-- Opening Marker --
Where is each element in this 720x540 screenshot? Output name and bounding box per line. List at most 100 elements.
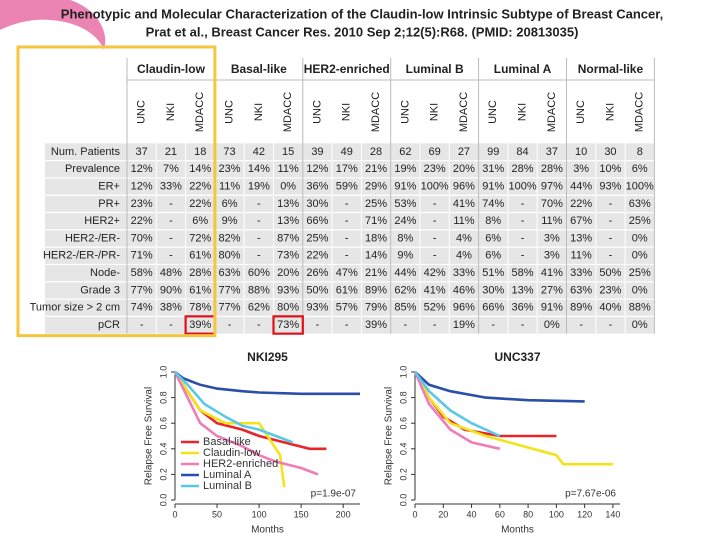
group-header: Claudin-low bbox=[137, 62, 206, 76]
table-cell: 12% bbox=[131, 181, 153, 193]
table-cell: - bbox=[609, 319, 613, 331]
table-cell: 0% bbox=[632, 284, 648, 296]
table-cell: 62% bbox=[394, 284, 416, 296]
y-tick-label: 0.4 bbox=[158, 443, 168, 456]
table-cell: - bbox=[169, 319, 173, 331]
survival-curve bbox=[414, 371, 585, 403]
table-cell: 47% bbox=[336, 267, 358, 279]
table-cell: 6% bbox=[485, 250, 501, 262]
table-cell: - bbox=[257, 232, 261, 244]
column-header: UNC bbox=[575, 100, 587, 124]
table-cell: 17% bbox=[336, 163, 358, 175]
table-cell: 22% bbox=[189, 181, 211, 193]
survival-curve bbox=[413, 371, 501, 438]
table-cell: 22% bbox=[131, 215, 153, 227]
table-cell: - bbox=[345, 215, 349, 227]
column-header: UNC bbox=[311, 100, 323, 124]
x-tick-label: 150 bbox=[294, 509, 309, 519]
table-cell: 44% bbox=[570, 181, 592, 193]
legend-label: Luminal B bbox=[203, 480, 252, 492]
table-cell: 96% bbox=[453, 181, 475, 193]
table-cell: 7% bbox=[163, 163, 179, 175]
x-tick-label: 40 bbox=[467, 509, 477, 519]
table-cell: 71% bbox=[131, 250, 153, 262]
table-cell: - bbox=[228, 319, 232, 331]
row-label: Tumor size > 2 cm bbox=[30, 302, 120, 314]
table-cell: 44% bbox=[394, 267, 416, 279]
x-tick-label: 120 bbox=[577, 509, 592, 519]
table-cell: 33% bbox=[570, 267, 592, 279]
y-tick-label: 0.2 bbox=[398, 468, 408, 481]
table-cell: 70% bbox=[541, 198, 563, 210]
x-tick-label: 100 bbox=[252, 509, 267, 519]
survival-curve bbox=[174, 370, 360, 396]
table-cell: - bbox=[609, 198, 613, 210]
p-value: p=1.9e-07 bbox=[311, 489, 357, 500]
row-label: PR+ bbox=[98, 198, 120, 210]
table-cell: - bbox=[521, 198, 525, 210]
table-cell: - bbox=[257, 250, 261, 262]
table-cell: 38% bbox=[160, 302, 182, 314]
chart-title: NKI295 bbox=[247, 350, 288, 364]
table-cell: 77% bbox=[131, 284, 153, 296]
table-cell: - bbox=[579, 319, 583, 331]
table-cell: 93% bbox=[599, 181, 621, 193]
table-cell: 20% bbox=[277, 267, 299, 279]
table-cell: 60% bbox=[248, 267, 270, 279]
table-cell: 82% bbox=[219, 232, 241, 244]
table-cell: 25% bbox=[629, 267, 651, 279]
table-cell: 40% bbox=[599, 302, 621, 314]
table-cell: - bbox=[521, 215, 525, 227]
table-cell: - bbox=[169, 215, 173, 227]
y-tick-label: 0.6 bbox=[158, 417, 168, 430]
table-cell: 63% bbox=[219, 267, 241, 279]
y-tick-label: 0.4 bbox=[398, 443, 408, 456]
table-cell: 62% bbox=[248, 302, 270, 314]
table-cell: 84 bbox=[516, 146, 528, 158]
survival-curve bbox=[173, 371, 319, 476]
table-cell: - bbox=[257, 215, 261, 227]
survival-curve bbox=[413, 371, 501, 451]
table-cell: - bbox=[609, 250, 613, 262]
table-cell: 9% bbox=[222, 215, 238, 227]
table-cell: 11% bbox=[453, 215, 474, 227]
legend-label: Basal-like bbox=[203, 436, 251, 448]
table-cell: 36% bbox=[306, 181, 328, 193]
table-cell: 18 bbox=[194, 146, 206, 158]
table-cell: 6% bbox=[632, 163, 648, 175]
table-cell: 33% bbox=[453, 267, 475, 279]
table-cell: 39 bbox=[311, 146, 323, 158]
table-cell: 53% bbox=[394, 198, 416, 210]
table-cell: 66% bbox=[306, 215, 328, 227]
table-cell: 91% bbox=[482, 181, 504, 193]
column-header: MDACC bbox=[194, 92, 206, 132]
table-cell: 28 bbox=[370, 146, 382, 158]
group-header: Basal-like bbox=[231, 62, 287, 76]
table-cell: 28% bbox=[512, 163, 534, 175]
table-cell: 70% bbox=[131, 232, 153, 244]
y-tick-label: 0.8 bbox=[398, 391, 408, 404]
table-cell: 52% bbox=[424, 302, 446, 314]
table-cell: 73 bbox=[223, 146, 235, 158]
column-header: MDACC bbox=[370, 92, 382, 132]
table-cell: 27% bbox=[541, 284, 563, 296]
table-cell: 0% bbox=[544, 319, 560, 331]
table-cell: - bbox=[433, 215, 437, 227]
table-cell: 88% bbox=[629, 302, 651, 314]
row-label: Num. Patients bbox=[51, 146, 121, 158]
column-header: NKI bbox=[165, 103, 177, 121]
x-axis-label: Months bbox=[501, 525, 534, 536]
survival-curve bbox=[413, 371, 613, 466]
table-cell: 0% bbox=[632, 319, 648, 331]
row-label: HER2-/ER-/PR- bbox=[43, 250, 120, 262]
x-tick-label: 0 bbox=[412, 509, 417, 519]
table-cell: 22% bbox=[570, 198, 592, 210]
column-header: UNC bbox=[223, 100, 235, 124]
table-cell: 13% bbox=[277, 215, 299, 227]
table-cell: 100% bbox=[421, 181, 449, 193]
x-tick-label: 140 bbox=[605, 509, 620, 519]
survival-curve bbox=[173, 371, 286, 488]
x-tick-label: 60 bbox=[495, 509, 505, 519]
table-cell: 88% bbox=[248, 284, 270, 296]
-- Closing Marker --
*WHAT THE EXERCISE ASKS*: From the records given above, reproduce all text exactly and exclude each picture.

*TASK OUTPUT*:
Where is each element in this 720x540 screenshot? Output name and bounding box per line. List at most 100 elements.
group-header: Claudin-low bbox=[137, 62, 206, 76]
table-cell: 12% bbox=[131, 181, 153, 193]
table-cell: - bbox=[609, 319, 613, 331]
table-cell: 0% bbox=[632, 284, 648, 296]
table-cell: 62% bbox=[394, 284, 416, 296]
y-tick-label: 0.4 bbox=[158, 443, 168, 456]
table-cell: - bbox=[169, 319, 173, 331]
survival-curve bbox=[414, 371, 585, 403]
table-cell: 47% bbox=[336, 267, 358, 279]
table-cell: 6% bbox=[485, 250, 501, 262]
table-cell: - bbox=[257, 232, 261, 244]
column-header: UNC bbox=[575, 100, 587, 124]
table-cell: 17% bbox=[336, 163, 358, 175]
table-cell: 22% bbox=[189, 181, 211, 193]
survival-curve bbox=[413, 371, 501, 438]
table-cell: 22% bbox=[131, 215, 153, 227]
table-cell: - bbox=[345, 215, 349, 227]
column-header: UNC bbox=[311, 100, 323, 124]
x-tick-label: 150 bbox=[294, 509, 309, 519]
table-cell: 44% bbox=[570, 181, 592, 193]
legend-label: Luminal B bbox=[203, 480, 252, 492]
table-cell: 96% bbox=[453, 181, 475, 193]
table-cell: 7% bbox=[163, 163, 179, 175]
x-tick-label: 40 bbox=[467, 509, 477, 519]
table-cell: 71% bbox=[131, 250, 153, 262]
table-cell: - bbox=[228, 319, 232, 331]
row-label: Tumor size > 2 cm bbox=[30, 302, 120, 314]
table-cell: 44% bbox=[394, 267, 416, 279]
x-tick-label: 120 bbox=[577, 509, 592, 519]
table-cell: 33% bbox=[570, 267, 592, 279]
y-tick-label: 0.2 bbox=[398, 468, 408, 481]
table-cell: 70% bbox=[541, 198, 563, 210]
x-tick-label: 100 bbox=[252, 509, 267, 519]
survival-curve bbox=[174, 370, 360, 396]
table-cell: - bbox=[609, 198, 613, 210]
p-value: p=1.9e-07 bbox=[311, 489, 357, 500]
row-label: PR+ bbox=[98, 198, 120, 210]
table-cell: - bbox=[521, 198, 525, 210]
table-cell: - bbox=[257, 250, 261, 262]
table-cell: 38% bbox=[160, 302, 182, 314]
chart-title: NKI295 bbox=[247, 350, 288, 364]
table-cell: 77% bbox=[131, 284, 153, 296]
table-cell: - bbox=[579, 319, 583, 331]
table-cell: 93% bbox=[599, 181, 621, 193]
table-cell: 20% bbox=[277, 267, 299, 279]
table-cell: 60% bbox=[248, 267, 270, 279]
table-cell: 82% bbox=[219, 232, 241, 244]
table-cell: 25% bbox=[629, 267, 651, 279]
table-cell: 40% bbox=[599, 302, 621, 314]
table-cell: - bbox=[521, 215, 525, 227]
table-cell: - bbox=[169, 215, 173, 227]
y-tick-label: 0.6 bbox=[158, 417, 168, 430]
table-cell: 63% bbox=[219, 267, 241, 279]
y-tick-label: 0.4 bbox=[398, 443, 408, 456]
table-cell: 62% bbox=[248, 302, 270, 314]
table-cell: 84 bbox=[516, 146, 528, 158]
survival-curve bbox=[173, 371, 319, 476]
table-cell: - bbox=[257, 215, 261, 227]
survival-curve bbox=[413, 371, 501, 451]
table-cell: - bbox=[609, 250, 613, 262]
table-cell: 9% bbox=[222, 215, 238, 227]
table-cell: 11% bbox=[453, 215, 474, 227]
legend-label: Basal-like bbox=[203, 436, 251, 448]
table-cell: 36% bbox=[306, 181, 328, 193]
table-cell: 18 bbox=[194, 146, 206, 158]
table-cell: 6% bbox=[632, 163, 648, 175]
table-cell: 33% bbox=[453, 267, 475, 279]
table-cell: 39 bbox=[311, 146, 323, 158]
table-cell: 53% bbox=[394, 198, 416, 210]
table-cell: 66% bbox=[306, 215, 328, 227]
table-cell: 91% bbox=[482, 181, 504, 193]
column-header: MDACC bbox=[194, 92, 206, 132]
table-cell: 28 bbox=[370, 146, 382, 158]
group-header: Basal-like bbox=[231, 62, 287, 76]
table-cell: 28% bbox=[512, 163, 534, 175]
table-cell: 70% bbox=[131, 232, 153, 244]
y-tick-label: 0.8 bbox=[398, 391, 408, 404]
table-cell: 52% bbox=[424, 302, 446, 314]
table-cell: 73 bbox=[223, 146, 235, 158]
column-header: MDACC bbox=[370, 92, 382, 132]
table-cell: 27% bbox=[541, 284, 563, 296]
table-cell: 0% bbox=[544, 319, 560, 331]
table-cell: - bbox=[433, 215, 437, 227]
table-cell: 88% bbox=[629, 302, 651, 314]
row-label: Num. Patients bbox=[51, 146, 121, 158]
column-header: NKI bbox=[165, 103, 177, 121]
x-axis-label: Months bbox=[501, 525, 534, 536]
survival-curve bbox=[413, 371, 613, 466]
table-cell: 0% bbox=[632, 319, 648, 331]
row-label: HER2-/ER-/PR- bbox=[43, 250, 120, 262]
x-tick-label: 0 bbox=[412, 509, 417, 519]
table-cell: 22% bbox=[570, 198, 592, 210]
column-header: UNC bbox=[223, 100, 235, 124]
table-cell: 13% bbox=[277, 215, 299, 227]
table-cell: 100% bbox=[421, 181, 449, 193]
x-tick-label: 140 bbox=[605, 509, 620, 519]
survival-curve bbox=[173, 371, 286, 488]
x-tick-label: 60 bbox=[495, 509, 505, 519]
table-cell: 88% bbox=[248, 284, 270, 296]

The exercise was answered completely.